REQUIRED WORK :: Please count the lines in the listing below where the word "legislation" appears. Give the number only.

** start of SOURCE RECORDS **

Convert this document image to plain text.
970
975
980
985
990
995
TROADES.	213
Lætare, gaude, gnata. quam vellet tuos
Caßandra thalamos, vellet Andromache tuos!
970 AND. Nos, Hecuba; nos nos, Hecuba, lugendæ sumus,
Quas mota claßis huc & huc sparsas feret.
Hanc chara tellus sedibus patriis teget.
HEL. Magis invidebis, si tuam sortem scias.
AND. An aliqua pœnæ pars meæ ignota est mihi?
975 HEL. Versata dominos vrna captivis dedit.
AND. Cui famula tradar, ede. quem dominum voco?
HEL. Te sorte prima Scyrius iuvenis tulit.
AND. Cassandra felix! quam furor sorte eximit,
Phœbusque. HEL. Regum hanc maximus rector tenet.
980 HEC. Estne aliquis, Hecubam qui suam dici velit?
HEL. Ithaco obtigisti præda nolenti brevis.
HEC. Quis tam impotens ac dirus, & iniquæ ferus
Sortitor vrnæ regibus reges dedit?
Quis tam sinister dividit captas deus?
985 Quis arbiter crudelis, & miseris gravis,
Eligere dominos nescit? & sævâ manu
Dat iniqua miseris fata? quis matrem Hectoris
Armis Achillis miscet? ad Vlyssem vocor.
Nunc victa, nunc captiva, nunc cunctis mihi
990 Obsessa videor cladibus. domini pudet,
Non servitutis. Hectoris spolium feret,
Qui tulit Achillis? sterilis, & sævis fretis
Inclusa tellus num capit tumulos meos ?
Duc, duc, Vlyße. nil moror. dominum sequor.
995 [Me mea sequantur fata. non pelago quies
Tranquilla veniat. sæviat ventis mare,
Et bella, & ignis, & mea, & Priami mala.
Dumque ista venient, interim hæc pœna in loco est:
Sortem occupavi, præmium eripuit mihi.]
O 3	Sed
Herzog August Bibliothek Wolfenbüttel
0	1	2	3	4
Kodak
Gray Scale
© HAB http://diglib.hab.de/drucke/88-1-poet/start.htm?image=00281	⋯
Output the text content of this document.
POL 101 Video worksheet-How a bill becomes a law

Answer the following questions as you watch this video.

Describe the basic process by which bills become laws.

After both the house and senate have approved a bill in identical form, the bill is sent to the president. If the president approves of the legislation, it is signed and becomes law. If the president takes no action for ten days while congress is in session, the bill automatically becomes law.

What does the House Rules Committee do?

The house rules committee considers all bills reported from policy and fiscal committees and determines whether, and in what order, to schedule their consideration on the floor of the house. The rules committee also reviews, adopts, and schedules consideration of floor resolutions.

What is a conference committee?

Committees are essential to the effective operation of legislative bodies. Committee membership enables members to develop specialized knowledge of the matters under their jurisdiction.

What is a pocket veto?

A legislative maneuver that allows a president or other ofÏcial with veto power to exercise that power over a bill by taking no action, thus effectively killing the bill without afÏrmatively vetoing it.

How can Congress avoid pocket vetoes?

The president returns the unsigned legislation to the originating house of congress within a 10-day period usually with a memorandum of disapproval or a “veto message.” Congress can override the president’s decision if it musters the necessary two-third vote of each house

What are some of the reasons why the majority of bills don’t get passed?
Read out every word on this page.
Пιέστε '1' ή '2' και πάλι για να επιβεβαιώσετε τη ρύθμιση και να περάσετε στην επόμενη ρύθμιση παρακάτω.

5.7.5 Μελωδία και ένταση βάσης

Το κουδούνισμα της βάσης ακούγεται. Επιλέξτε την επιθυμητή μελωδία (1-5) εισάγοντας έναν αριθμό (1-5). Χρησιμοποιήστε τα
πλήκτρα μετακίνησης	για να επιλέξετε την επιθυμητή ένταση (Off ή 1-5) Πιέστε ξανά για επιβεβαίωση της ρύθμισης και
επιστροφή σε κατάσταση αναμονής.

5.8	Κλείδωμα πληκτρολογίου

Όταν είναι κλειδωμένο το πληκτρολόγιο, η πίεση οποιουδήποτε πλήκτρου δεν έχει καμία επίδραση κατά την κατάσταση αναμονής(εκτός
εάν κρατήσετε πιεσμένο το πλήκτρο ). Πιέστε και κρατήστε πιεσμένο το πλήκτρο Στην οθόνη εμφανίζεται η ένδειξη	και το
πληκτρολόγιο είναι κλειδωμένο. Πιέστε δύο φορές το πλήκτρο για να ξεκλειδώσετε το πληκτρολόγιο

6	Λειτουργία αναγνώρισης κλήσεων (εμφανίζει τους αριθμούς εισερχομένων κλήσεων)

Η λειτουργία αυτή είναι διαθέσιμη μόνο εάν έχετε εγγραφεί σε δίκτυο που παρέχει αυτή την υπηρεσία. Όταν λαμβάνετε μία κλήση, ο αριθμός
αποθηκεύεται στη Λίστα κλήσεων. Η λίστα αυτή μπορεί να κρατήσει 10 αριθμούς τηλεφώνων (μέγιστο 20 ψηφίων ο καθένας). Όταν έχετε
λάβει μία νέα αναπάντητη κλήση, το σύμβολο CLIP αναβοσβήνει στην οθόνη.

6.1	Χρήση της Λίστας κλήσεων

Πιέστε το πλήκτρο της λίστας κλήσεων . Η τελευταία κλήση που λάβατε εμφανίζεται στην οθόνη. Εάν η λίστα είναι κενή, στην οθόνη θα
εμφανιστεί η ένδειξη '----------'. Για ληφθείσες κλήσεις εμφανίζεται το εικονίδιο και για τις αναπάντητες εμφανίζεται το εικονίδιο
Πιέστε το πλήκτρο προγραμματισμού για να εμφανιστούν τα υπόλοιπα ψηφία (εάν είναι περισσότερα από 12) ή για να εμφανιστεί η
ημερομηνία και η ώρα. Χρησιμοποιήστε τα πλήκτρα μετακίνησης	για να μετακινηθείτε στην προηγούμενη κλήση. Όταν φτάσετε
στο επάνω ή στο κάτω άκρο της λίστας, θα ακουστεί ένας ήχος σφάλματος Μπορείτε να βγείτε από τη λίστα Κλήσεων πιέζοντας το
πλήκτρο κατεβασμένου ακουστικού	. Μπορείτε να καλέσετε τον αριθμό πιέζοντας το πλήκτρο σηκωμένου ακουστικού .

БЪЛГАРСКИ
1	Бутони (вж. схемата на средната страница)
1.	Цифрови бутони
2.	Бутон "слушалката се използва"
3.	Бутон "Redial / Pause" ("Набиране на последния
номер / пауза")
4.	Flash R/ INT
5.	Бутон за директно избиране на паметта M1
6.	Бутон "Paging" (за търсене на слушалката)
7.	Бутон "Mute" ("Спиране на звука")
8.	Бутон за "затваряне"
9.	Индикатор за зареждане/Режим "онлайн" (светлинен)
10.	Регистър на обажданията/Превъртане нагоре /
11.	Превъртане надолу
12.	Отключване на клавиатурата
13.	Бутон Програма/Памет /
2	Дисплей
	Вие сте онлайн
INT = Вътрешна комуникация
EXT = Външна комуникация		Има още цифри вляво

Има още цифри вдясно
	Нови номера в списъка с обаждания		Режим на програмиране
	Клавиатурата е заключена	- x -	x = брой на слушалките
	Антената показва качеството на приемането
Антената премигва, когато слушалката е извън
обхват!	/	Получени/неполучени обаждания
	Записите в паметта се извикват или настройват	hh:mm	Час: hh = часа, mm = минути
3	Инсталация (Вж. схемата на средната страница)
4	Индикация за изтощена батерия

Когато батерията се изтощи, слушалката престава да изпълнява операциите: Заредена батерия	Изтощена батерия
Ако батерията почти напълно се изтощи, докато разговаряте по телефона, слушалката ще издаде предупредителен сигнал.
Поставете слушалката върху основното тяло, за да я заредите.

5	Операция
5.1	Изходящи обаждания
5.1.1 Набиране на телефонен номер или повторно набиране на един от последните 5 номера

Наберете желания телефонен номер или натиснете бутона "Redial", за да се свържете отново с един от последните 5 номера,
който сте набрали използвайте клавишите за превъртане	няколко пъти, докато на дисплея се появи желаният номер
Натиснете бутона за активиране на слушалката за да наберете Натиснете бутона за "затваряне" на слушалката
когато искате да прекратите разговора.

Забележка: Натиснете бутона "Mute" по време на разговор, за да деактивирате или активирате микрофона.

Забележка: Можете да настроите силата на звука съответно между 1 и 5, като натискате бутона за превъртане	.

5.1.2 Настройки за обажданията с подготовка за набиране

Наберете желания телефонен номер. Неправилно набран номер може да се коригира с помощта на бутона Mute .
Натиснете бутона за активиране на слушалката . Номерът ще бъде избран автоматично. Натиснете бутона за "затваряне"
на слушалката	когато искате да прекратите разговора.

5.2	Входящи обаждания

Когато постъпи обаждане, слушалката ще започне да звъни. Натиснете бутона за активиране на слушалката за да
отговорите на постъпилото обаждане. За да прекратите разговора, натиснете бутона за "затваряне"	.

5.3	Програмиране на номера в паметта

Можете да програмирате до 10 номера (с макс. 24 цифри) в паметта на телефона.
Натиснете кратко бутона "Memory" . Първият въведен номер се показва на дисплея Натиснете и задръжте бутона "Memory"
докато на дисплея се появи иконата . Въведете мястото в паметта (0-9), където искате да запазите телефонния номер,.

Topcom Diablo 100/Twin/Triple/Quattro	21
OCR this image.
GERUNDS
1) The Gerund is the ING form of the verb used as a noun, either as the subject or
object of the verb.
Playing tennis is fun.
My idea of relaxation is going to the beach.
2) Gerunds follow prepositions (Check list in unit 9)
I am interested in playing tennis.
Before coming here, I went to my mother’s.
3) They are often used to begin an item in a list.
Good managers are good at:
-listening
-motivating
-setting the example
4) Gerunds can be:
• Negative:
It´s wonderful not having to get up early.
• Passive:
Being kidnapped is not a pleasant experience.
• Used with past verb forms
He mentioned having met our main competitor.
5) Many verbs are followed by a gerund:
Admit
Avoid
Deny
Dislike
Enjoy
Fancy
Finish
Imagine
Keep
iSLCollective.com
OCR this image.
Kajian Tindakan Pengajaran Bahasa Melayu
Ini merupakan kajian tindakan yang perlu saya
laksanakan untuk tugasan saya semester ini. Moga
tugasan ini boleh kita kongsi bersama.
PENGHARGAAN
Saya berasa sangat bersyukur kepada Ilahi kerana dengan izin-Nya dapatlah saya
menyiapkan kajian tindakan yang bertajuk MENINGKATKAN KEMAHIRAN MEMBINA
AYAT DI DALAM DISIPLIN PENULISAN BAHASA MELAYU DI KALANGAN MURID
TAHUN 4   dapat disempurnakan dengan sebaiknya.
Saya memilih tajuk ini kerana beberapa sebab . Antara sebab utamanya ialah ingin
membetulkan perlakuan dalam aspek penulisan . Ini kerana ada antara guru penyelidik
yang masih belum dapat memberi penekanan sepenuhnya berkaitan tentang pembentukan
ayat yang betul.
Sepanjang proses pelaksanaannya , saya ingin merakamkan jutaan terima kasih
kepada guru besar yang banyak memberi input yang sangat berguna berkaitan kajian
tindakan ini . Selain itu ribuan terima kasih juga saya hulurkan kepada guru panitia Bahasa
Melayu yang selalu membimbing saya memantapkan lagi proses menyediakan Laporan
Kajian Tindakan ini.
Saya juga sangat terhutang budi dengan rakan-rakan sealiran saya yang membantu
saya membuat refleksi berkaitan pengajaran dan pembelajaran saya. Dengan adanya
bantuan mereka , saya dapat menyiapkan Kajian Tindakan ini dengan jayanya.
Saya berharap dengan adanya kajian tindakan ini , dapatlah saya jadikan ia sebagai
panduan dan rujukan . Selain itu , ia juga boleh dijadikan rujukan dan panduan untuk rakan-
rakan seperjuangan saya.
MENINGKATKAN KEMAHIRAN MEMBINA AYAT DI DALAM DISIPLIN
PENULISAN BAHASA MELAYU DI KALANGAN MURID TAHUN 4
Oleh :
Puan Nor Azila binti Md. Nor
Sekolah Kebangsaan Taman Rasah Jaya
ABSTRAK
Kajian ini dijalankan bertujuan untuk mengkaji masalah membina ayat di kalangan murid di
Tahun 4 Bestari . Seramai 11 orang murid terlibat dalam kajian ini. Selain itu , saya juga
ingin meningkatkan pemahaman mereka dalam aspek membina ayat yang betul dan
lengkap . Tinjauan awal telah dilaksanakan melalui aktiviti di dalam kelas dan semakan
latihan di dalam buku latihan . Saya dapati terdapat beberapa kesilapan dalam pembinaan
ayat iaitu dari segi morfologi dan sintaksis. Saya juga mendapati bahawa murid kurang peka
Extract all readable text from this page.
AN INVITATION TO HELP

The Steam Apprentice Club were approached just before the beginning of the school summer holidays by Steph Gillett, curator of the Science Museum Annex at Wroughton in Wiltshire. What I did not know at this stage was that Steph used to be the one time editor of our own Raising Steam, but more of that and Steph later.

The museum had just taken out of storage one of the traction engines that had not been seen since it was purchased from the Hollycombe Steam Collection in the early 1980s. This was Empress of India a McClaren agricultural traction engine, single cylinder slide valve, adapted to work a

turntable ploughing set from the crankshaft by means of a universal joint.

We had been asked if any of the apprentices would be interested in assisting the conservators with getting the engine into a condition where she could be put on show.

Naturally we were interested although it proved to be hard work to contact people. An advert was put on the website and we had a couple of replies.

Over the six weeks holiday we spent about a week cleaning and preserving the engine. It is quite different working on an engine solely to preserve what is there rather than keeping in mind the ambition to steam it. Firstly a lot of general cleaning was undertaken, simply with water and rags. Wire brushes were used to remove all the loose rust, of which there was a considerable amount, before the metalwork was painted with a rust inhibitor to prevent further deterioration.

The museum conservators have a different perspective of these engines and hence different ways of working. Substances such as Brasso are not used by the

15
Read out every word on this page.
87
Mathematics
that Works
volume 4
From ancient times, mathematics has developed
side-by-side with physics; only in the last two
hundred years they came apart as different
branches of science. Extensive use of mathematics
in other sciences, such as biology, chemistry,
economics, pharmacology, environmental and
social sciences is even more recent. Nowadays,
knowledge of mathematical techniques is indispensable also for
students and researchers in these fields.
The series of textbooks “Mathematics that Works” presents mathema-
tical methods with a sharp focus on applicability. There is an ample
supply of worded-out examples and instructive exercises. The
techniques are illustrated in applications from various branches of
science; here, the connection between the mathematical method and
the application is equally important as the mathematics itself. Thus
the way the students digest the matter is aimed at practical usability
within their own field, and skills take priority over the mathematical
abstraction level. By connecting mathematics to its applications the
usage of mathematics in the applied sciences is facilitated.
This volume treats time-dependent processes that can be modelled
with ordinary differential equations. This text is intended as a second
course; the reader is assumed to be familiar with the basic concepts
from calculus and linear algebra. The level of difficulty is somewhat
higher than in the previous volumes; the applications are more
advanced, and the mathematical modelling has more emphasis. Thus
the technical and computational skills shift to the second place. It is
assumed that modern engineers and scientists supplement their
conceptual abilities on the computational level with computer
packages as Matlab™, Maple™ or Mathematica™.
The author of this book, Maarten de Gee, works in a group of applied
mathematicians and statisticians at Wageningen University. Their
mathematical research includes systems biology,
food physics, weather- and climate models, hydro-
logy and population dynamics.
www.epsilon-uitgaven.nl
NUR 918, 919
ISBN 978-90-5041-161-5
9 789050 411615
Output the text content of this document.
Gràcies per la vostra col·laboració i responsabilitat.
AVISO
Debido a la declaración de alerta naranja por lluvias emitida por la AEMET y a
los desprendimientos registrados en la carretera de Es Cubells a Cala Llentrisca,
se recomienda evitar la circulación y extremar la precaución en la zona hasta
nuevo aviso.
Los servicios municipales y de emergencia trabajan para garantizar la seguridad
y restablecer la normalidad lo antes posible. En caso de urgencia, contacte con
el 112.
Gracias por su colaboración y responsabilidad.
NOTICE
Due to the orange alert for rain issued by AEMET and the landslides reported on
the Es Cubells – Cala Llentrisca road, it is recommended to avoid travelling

** end of SOURCE RECORDS **

SOLUTION TO THIS TASK :: 2